**** STORED DATA

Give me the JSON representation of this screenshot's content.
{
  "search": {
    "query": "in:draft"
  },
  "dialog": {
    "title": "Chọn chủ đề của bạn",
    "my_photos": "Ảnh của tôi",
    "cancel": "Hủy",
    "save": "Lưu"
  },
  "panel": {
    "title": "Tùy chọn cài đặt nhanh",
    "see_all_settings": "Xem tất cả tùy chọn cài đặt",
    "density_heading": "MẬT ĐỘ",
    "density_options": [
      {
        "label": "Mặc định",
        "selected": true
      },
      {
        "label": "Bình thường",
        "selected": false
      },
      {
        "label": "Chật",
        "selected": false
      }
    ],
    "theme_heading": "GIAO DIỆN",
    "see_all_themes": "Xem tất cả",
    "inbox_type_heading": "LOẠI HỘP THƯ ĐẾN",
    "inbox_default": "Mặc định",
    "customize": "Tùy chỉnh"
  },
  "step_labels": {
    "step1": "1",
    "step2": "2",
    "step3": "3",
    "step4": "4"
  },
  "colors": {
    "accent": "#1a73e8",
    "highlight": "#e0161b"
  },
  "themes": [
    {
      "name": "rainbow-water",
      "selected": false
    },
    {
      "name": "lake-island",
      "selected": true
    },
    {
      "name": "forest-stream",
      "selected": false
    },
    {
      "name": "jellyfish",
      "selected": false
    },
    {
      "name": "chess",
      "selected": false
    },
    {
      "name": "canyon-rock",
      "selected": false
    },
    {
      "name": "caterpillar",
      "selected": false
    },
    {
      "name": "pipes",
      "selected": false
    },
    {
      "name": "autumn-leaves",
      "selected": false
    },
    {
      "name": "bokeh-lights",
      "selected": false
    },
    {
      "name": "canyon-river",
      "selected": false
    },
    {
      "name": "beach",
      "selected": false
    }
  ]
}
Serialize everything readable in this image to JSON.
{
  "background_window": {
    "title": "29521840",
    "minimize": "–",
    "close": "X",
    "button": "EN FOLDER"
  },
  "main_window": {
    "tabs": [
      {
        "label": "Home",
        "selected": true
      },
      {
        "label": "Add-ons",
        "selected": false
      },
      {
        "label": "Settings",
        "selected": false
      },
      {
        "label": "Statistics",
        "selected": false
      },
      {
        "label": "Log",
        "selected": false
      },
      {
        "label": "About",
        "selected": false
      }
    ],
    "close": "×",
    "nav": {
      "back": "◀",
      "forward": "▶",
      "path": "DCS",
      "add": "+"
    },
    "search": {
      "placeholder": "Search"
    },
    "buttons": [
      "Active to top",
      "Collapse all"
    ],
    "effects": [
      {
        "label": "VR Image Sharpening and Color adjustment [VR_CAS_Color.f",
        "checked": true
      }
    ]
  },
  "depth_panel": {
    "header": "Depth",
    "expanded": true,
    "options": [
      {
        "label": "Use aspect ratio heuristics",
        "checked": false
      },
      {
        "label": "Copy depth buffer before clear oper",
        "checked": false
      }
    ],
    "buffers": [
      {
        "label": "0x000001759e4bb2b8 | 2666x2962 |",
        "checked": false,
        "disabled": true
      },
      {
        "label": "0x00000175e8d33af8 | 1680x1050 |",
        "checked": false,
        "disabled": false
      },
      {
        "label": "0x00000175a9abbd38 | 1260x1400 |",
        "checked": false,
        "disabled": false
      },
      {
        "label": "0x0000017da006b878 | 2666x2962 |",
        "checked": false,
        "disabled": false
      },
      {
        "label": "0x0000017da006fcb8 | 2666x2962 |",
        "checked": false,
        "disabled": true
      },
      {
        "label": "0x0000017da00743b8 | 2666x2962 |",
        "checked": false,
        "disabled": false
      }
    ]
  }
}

********

■ TO BE DONE
Where a line of the material above holds the string "title", copy that line.

■ TASK SOLUTION
    "title": "Chọn chủ đề của bạn",
    "title": "Tùy chọn cài đặt nhanh",
    "title": "29521840",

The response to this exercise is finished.